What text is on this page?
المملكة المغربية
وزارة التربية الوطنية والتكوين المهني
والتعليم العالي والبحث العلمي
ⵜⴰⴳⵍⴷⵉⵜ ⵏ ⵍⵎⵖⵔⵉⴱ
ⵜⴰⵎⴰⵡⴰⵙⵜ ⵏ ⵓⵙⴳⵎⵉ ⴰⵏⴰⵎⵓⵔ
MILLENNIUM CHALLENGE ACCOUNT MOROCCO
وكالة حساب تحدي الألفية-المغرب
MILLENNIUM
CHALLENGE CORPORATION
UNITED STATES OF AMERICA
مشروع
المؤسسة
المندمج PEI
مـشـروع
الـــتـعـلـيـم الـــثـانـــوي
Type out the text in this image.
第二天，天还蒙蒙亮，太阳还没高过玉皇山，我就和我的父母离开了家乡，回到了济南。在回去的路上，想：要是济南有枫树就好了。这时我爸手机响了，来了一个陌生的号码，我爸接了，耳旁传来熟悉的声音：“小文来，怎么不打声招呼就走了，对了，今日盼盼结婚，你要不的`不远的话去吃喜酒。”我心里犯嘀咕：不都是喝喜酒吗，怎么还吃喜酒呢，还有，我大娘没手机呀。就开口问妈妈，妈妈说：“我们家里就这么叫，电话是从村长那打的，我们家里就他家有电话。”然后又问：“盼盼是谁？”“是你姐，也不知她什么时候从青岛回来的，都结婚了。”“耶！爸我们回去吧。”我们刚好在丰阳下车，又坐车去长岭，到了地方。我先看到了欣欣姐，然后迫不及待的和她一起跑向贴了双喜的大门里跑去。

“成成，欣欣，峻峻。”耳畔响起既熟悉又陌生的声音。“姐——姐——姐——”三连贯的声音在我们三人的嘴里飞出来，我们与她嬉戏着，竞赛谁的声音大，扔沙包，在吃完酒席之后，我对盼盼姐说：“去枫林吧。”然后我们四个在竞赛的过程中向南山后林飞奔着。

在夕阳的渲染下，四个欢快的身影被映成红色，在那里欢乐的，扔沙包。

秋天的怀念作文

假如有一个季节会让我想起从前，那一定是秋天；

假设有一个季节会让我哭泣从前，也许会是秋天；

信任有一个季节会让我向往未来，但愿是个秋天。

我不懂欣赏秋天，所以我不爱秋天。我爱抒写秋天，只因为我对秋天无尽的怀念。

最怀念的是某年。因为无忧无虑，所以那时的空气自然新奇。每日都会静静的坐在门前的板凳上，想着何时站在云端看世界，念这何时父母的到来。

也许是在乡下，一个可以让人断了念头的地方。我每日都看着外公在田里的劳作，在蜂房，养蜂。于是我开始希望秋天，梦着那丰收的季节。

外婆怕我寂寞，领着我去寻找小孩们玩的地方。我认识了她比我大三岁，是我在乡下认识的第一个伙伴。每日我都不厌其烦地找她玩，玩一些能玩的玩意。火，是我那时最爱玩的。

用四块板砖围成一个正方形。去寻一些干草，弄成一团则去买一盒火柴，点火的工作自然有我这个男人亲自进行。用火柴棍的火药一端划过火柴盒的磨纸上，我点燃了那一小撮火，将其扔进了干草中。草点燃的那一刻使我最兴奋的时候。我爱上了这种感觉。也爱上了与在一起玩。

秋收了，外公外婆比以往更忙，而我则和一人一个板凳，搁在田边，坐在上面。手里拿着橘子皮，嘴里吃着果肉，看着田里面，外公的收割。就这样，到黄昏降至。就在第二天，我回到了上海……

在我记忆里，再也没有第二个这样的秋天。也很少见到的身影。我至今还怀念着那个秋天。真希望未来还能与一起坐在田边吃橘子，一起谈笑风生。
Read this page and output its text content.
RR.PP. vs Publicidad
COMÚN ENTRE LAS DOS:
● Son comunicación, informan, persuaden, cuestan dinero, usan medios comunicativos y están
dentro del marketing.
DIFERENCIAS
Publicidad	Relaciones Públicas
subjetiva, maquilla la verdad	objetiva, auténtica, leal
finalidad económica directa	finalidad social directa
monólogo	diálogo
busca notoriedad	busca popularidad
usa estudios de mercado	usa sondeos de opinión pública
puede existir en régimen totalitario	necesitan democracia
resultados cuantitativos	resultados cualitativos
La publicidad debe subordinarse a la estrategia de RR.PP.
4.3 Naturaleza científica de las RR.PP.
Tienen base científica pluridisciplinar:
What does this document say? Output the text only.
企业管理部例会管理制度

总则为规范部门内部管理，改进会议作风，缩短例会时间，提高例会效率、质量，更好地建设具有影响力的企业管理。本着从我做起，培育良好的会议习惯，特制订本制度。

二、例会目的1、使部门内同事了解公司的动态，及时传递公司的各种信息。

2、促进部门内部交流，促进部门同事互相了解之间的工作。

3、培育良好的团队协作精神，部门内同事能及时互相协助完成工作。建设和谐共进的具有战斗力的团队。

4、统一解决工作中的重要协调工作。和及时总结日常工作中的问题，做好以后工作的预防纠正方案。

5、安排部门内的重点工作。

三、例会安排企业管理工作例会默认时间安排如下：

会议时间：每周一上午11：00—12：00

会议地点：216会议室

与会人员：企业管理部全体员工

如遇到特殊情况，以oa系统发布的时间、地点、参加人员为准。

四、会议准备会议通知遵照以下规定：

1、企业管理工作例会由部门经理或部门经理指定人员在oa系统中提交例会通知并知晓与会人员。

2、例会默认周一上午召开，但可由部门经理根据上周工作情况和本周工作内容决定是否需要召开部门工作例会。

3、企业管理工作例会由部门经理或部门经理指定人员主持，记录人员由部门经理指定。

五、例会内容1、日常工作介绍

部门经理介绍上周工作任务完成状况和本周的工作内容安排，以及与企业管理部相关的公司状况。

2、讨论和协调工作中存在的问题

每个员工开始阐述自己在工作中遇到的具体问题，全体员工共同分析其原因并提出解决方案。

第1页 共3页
###
→ **What is asked**: Reproduce all of the records exactly.

→ **Result of this task**:
What text is on this page?
المملكة المغربية
وزارة التربية الوطنية والتكوين المهني
والتعليم العالي والبحث العلمي
ⵜⴰⴳⵍⴷⵉⵜ ⵏ ⵍⵎⵖⵔⵉⴱ
ⵜⴰⵎⴰⵡⴰⵙⵜ ⵏ ⵓⵙⴳⵎⵉ ⴰⵏⴰⵎⵓⵔ
MILLENNIUM CHALLENGE ACCOUNT MOROCCO
وكالة حساب تحدي الألفية-المغرب
MILLENNIUM
CHALLENGE CORPORATION
UNITED STATES OF AMERICA
مشروع
المؤسسة
المندمج PEI
مـشـروع
الـــتـعـلـيـم الـــثـانـــوي
Type out the text in this image.
第二天，天还蒙蒙亮，太阳还没高过玉皇山，我就和我的父母离开了家乡，回到了济南。在回去的路上，想：要是济南有枫树就好了。这时我爸手机响了，来了一个陌生的号码，我爸接了，耳旁传来熟悉的声音：“小文来，怎么不打声招呼就走了，对了，今日盼盼结婚，你要不的`不远的话去吃喜酒。”我心里犯嘀咕：不都是喝喜酒吗，怎么还吃喜酒呢，还有，我大娘没手机呀。就开口问妈妈，妈妈说：“我们家里就这么叫，电话是从村长那打的，我们家里就他家有电话。”然后又问：“盼盼是谁？”“是你姐，也不知她什么时候从青岛回来的，都结婚了。”“耶！爸我们回去吧。”我们刚好在丰阳下车，又坐车去长岭，到了地方。我先看到了欣欣姐，然后迫不及待的和她一起跑向贴了双喜的大门里跑去。

“成成，欣欣，峻峻。”耳畔响起既熟悉又陌生的声音。“姐——姐——姐——”三连贯的声音在我们三人的嘴里飞出来，我们与她嬉戏着，竞赛谁的声音大，扔沙包，在吃完酒席之后，我对盼盼姐说：“去枫林吧。”然后我们四个在竞赛的过程中向南山后林飞奔着。

在夕阳的渲染下，四个欢快的身影被映成红色，在那里欢乐的，扔沙包。

秋天的怀念作文

假如有一个季节会让我想起从前，那一定是秋天；

假设有一个季节会让我哭泣从前，也许会是秋天；

信任有一个季节会让我向往未来，但愿是个秋天。

我不懂欣赏秋天，所以我不爱秋天。我爱抒写秋天，只因为我对秋天无尽的怀念。

最怀念的是某年。因为无忧无虑，所以那时的空气自然新奇。每日都会静静的坐在门前的板凳上，想着何时站在云端看世界，念这何时父母的到来。

也许是在乡下，一个可以让人断了念头的地方。我每日都看着外公在田里的劳作，在蜂房，养蜂。于是我开始希望秋天，梦着那丰收的季节。

外婆怕我寂寞，领着我去寻找小孩们玩的地方。我认识了她比我大三岁，是我在乡下认识的第一个伙伴。每日我都不厌其烦地找她玩，玩一些能玩的玩意。火，是我那时最爱玩的。

用四块板砖围成一个正方形。去寻一些干草，弄成一团则去买一盒火柴，点火的工作自然有我这个男人亲自进行。用火柴棍的火药一端划过火柴盒的磨纸上，我点燃了那一小撮火，将其扔进了干草中。草点燃的那一刻使我最兴奋的时候。我爱上了这种感觉。也爱上了与在一起玩。

秋收了，外公外婆比以往更忙，而我则和一人一个板凳，搁在田边，坐在上面。手里拿着橘子皮，嘴里吃着果肉，看着田里面，外公的收割。就这样，到黄昏降至。就在第二天，我回到了上海……

在我记忆里，再也没有第二个这样的秋天。也很少见到的身影。我至今还怀念着那个秋天。真希望未来还能与一起坐在田边吃橘子，一起谈笑风生。
Read this page and output its text content.
RR.PP. vs Publicidad
COMÚN ENTRE LAS DOS:
● Son comunicación, informan, persuaden, cuestan dinero, usan medios comunicativos y están
dentro del marketing.
DIFERENCIAS
Publicidad	Relaciones Públicas
subjetiva, maquilla la verdad	objetiva, auténtica, leal
finalidad económica directa	finalidad social directa
monólogo	diálogo
busca notoriedad	busca popularidad
usa estudios de mercado	usa sondeos de opinión pública
puede existir en régimen totalitario	necesitan democracia
resultados cuantitativos	resultados cualitativos
La publicidad debe subordinarse a la estrategia de RR.PP.
4.3 Naturaleza científica de las RR.PP.
Tienen base científica pluridisciplinar:
What does this document say? Output the text only.
企业管理部例会管理制度

总则为规范部门内部管理，改进会议作风，缩短例会时间，提高例会效率、质量，更好地建设具有影响力的企业管理。本着从我做起，培育良好的会议习惯，特制订本制度。

二、例会目的1、使部门内同事了解公司的动态，及时传递公司的各种信息。

2、促进部门内部交流，促进部门同事互相了解之间的工作。

3、培育良好的团队协作精神，部门内同事能及时互相协助完成工作。建设和谐共进的具有战斗力的团队。

4、统一解决工作中的重要协调工作。和及时总结日常工作中的问题，做好以后工作的预防纠正方案。

5、安排部门内的重点工作。

三、例会安排企业管理工作例会默认时间安排如下：

会议时间：每周一上午11：00—12：00

会议地点：216会议室

与会人员：企业管理部全体员工

如遇到特殊情况，以oa系统发布的时间、地点、参加人员为准。

四、会议准备会议通知遵照以下规定：

1、企业管理工作例会由部门经理或部门经理指定人员在oa系统中提交例会通知并知晓与会人员。

2、例会默认周一上午召开，但可由部门经理根据上周工作情况和本周工作内容决定是否需要召开部门工作例会。

3、企业管理工作例会由部门经理或部门经理指定人员主持，记录人员由部门经理指定。

五、例会内容1、日常工作介绍

部门经理介绍上周工作任务完成状况和本周的工作内容安排，以及与企业管理部相关的公司状况。

2、讨论和协调工作中存在的问题

每个员工开始阐述自己在工作中遇到的具体问题，全体员工共同分析其原因并提出解决方案。

第1页 共3页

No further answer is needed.